WHAT NEEDS TO BE DONE>
What follows is a listing. Return every line of it exactly.

======== RECORDS FOR THE EXERCISE ========

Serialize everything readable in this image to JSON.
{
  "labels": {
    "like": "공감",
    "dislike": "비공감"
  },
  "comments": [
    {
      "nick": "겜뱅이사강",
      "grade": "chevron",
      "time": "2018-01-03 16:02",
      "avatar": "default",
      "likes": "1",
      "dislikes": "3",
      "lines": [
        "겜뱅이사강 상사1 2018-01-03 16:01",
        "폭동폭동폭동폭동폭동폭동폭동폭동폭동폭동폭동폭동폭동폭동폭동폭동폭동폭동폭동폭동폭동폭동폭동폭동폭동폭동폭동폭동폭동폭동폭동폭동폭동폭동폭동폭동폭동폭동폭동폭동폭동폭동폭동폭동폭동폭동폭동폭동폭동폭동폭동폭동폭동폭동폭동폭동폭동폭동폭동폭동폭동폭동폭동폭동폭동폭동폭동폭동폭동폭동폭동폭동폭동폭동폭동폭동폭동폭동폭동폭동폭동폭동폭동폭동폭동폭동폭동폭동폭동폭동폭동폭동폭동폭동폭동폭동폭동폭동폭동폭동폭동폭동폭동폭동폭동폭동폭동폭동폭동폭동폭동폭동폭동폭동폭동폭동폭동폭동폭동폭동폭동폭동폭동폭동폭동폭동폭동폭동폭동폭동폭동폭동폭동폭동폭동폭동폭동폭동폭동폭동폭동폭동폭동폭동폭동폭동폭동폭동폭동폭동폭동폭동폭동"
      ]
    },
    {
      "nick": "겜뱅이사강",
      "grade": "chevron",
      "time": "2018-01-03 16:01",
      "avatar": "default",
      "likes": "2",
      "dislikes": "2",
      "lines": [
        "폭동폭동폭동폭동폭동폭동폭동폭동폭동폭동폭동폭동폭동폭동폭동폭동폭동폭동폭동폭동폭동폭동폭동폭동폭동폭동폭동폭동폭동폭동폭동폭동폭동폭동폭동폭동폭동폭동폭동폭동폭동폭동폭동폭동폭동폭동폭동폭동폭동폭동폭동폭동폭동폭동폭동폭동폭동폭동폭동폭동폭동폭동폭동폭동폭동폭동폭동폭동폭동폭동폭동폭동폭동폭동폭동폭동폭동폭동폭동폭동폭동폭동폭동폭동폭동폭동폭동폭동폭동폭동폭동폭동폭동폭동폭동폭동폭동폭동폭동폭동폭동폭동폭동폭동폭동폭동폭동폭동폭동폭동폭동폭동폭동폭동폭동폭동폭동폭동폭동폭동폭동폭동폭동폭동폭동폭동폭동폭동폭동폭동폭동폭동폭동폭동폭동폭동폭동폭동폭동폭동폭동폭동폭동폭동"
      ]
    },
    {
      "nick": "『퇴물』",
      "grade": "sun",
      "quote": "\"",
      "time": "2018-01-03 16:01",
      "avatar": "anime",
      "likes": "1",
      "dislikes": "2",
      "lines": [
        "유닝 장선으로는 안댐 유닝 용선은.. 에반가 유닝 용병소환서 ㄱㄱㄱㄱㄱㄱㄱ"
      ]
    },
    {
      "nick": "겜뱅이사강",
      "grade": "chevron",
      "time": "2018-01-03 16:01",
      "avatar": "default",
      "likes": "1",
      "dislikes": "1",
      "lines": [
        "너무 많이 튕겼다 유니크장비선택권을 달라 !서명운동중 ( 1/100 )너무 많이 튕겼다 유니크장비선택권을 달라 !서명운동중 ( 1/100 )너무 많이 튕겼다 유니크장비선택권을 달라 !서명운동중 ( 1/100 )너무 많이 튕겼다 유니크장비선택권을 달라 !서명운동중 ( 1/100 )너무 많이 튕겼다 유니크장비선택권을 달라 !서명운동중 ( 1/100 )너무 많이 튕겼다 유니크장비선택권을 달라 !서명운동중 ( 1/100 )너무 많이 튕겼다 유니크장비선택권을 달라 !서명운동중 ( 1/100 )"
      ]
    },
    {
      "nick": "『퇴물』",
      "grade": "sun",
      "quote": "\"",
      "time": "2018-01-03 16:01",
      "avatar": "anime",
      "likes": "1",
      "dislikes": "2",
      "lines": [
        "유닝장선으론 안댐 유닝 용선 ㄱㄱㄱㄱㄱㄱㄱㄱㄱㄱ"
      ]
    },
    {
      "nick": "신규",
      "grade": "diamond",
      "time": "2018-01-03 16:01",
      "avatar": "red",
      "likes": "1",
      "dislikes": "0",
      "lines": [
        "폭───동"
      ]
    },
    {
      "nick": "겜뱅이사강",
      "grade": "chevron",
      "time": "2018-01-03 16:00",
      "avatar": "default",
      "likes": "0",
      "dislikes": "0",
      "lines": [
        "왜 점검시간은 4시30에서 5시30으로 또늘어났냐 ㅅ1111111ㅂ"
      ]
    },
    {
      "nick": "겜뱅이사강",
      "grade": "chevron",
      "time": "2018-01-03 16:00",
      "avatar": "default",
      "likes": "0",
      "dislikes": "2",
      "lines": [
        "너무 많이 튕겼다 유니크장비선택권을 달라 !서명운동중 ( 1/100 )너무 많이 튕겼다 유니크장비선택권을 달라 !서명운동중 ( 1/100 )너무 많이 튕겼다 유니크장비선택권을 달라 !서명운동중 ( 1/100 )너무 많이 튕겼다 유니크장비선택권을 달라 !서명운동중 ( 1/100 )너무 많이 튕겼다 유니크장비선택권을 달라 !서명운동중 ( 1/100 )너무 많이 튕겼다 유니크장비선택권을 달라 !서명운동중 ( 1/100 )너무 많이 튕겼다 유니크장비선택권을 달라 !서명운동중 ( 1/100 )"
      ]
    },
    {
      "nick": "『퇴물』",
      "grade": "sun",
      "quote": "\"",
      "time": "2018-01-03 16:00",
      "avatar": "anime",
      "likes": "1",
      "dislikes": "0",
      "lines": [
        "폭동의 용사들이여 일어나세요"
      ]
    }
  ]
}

========

CORRECT ANSWER>
Serialize everything readable in this image to JSON.
{
  "labels": {
    "like": "공감",
    "dislike": "비공감"
  },
  "comments": [
    {
      "nick": "겜뱅이사강",
      "grade": "chevron",
      "time": "2018-01-03 16:02",
      "avatar": "default",
      "likes": "1",
      "dislikes": "3",
      "lines": [
        "겜뱅이사강 상사1 2018-01-03 16:01",
        "폭동폭동폭동폭동폭동폭동폭동폭동폭동폭동폭동폭동폭동폭동폭동폭동폭동폭동폭동폭동폭동폭동폭동폭동폭동폭동폭동폭동폭동폭동폭동폭동폭동폭동폭동폭동폭동폭동폭동폭동폭동폭동폭동폭동폭동폭동폭동폭동폭동폭동폭동폭동폭동폭동폭동폭동폭동폭동폭동폭동폭동폭동폭동폭동폭동폭동폭동폭동폭동폭동폭동폭동폭동폭동폭동폭동폭동폭동폭동폭동폭동폭동폭동폭동폭동폭동폭동폭동폭동폭동폭동폭동폭동폭동폭동폭동폭동폭동폭동폭동폭동폭동폭동폭동폭동폭동폭동폭동폭동폭동폭동폭동폭동폭동폭동폭동폭동폭동폭동폭동폭동폭동폭동폭동폭동폭동폭동폭동폭동폭동폭동폭동폭동폭동폭동폭동폭동폭동폭동폭동폭동폭동폭동폭동폭동폭동폭동폭동폭동폭동폭동폭동폭동"
      ]
    },
    {
      "nick": "겜뱅이사강",
      "grade": "chevron",
      "time": "2018-01-03 16:01",
      "avatar": "default",
      "likes": "2",
      "dislikes": "2",
      "lines": [
        "폭동폭동폭동폭동폭동폭동폭동폭동폭동폭동폭동폭동폭동폭동폭동폭동폭동폭동폭동폭동폭동폭동폭동폭동폭동폭동폭동폭동폭동폭동폭동폭동폭동폭동폭동폭동폭동폭동폭동폭동폭동폭동폭동폭동폭동폭동폭동폭동폭동폭동폭동폭동폭동폭동폭동폭동폭동폭동폭동폭동폭동폭동폭동폭동폭동폭동폭동폭동폭동폭동폭동폭동폭동폭동폭동폭동폭동폭동폭동폭동폭동폭동폭동폭동폭동폭동폭동폭동폭동폭동폭동폭동폭동폭동폭동폭동폭동폭동폭동폭동폭동폭동폭동폭동폭동폭동폭동폭동폭동폭동폭동폭동폭동폭동폭동폭동폭동폭동폭동폭동폭동폭동폭동폭동폭동폭동폭동폭동폭동폭동폭동폭동폭동폭동폭동폭동폭동폭동폭동폭동폭동폭동폭동폭동"
      ]
    },
    {
      "nick": "『퇴물』",
      "grade": "sun",
      "quote": "\"",
      "time": "2018-01-03 16:01",
      "avatar": "anime",
      "likes": "1",
      "dislikes": "2",
      "lines": [
        "유닝 장선으로는 안댐 유닝 용선은.. 에반가 유닝 용병소환서 ㄱㄱㄱㄱㄱㄱㄱ"
      ]
    },
    {
      "nick": "겜뱅이사강",
      "grade": "chevron",
      "time": "2018-01-03 16:01",
      "avatar": "default",
      "likes": "1",
      "dislikes": "1",
      "lines": [
        "너무 많이 튕겼다 유니크장비선택권을 달라 !서명운동중 ( 1/100 )너무 많이 튕겼다 유니크장비선택권을 달라 !서명운동중 ( 1/100 )너무 많이 튕겼다 유니크장비선택권을 달라 !서명운동중 ( 1/100 )너무 많이 튕겼다 유니크장비선택권을 달라 !서명운동중 ( 1/100 )너무 많이 튕겼다 유니크장비선택권을 달라 !서명운동중 ( 1/100 )너무 많이 튕겼다 유니크장비선택권을 달라 !서명운동중 ( 1/100 )너무 많이 튕겼다 유니크장비선택권을 달라 !서명운동중 ( 1/100 )"
      ]
    },
    {
      "nick": "『퇴물』",
      "grade": "sun",
      "quote": "\"",
      "time": "2018-01-03 16:01",
      "avatar": "anime",
      "likes": "1",
      "dislikes": "2",
      "lines": [
        "유닝장선으론 안댐 유닝 용선 ㄱㄱㄱㄱㄱㄱㄱㄱㄱㄱ"
      ]
    },
    {
      "nick": "신규",
      "grade": "diamond",
      "time": "2018-01-03 16:01",
      "avatar": "red",
      "likes": "1",
      "dislikes": "0",
      "lines": [
        "폭───동"
      ]
    },
    {
      "nick": "겜뱅이사강",
      "grade": "chevron",
      "time": "2018-01-03 16:00",
      "avatar": "default",
      "likes": "0",
      "dislikes": "0",
      "lines": [
        "왜 점검시간은 4시30에서 5시30으로 또늘어났냐 ㅅ1111111ㅂ"
      ]
    },
    {
      "nick": "겜뱅이사강",
      "grade": "chevron",
      "time": "2018-01-03 16:00",
      "avatar": "default",
      "likes": "0",
      "dislikes": "2",
      "lines": [
        "너무 많이 튕겼다 유니크장비선택권을 달라 !서명운동중 ( 1/100 )너무 많이 튕겼다 유니크장비선택권을 달라 !서명운동중 ( 1/100 )너무 많이 튕겼다 유니크장비선택권을 달라 !서명운동중 ( 1/100 )너무 많이 튕겼다 유니크장비선택권을 달라 !서명운동중 ( 1/100 )너무 많이 튕겼다 유니크장비선택권을 달라 !서명운동중 ( 1/100 )너무 많이 튕겼다 유니크장비선택권을 달라 !서명운동중 ( 1/100 )너무 많이 튕겼다 유니크장비선택권을 달라 !서명운동중 ( 1/100 )"
      ]
    },
    {
      "nick": "『퇴물』",
      "grade": "sun",
      "quote": "\"",
      "time": "2018-01-03 16:00",
      "avatar": "anime",
      "likes": "1",
      "dislikes": "0",
      "lines": [
        "폭동의 용사들이여 일어나세요"
      ]
    }
  ]
}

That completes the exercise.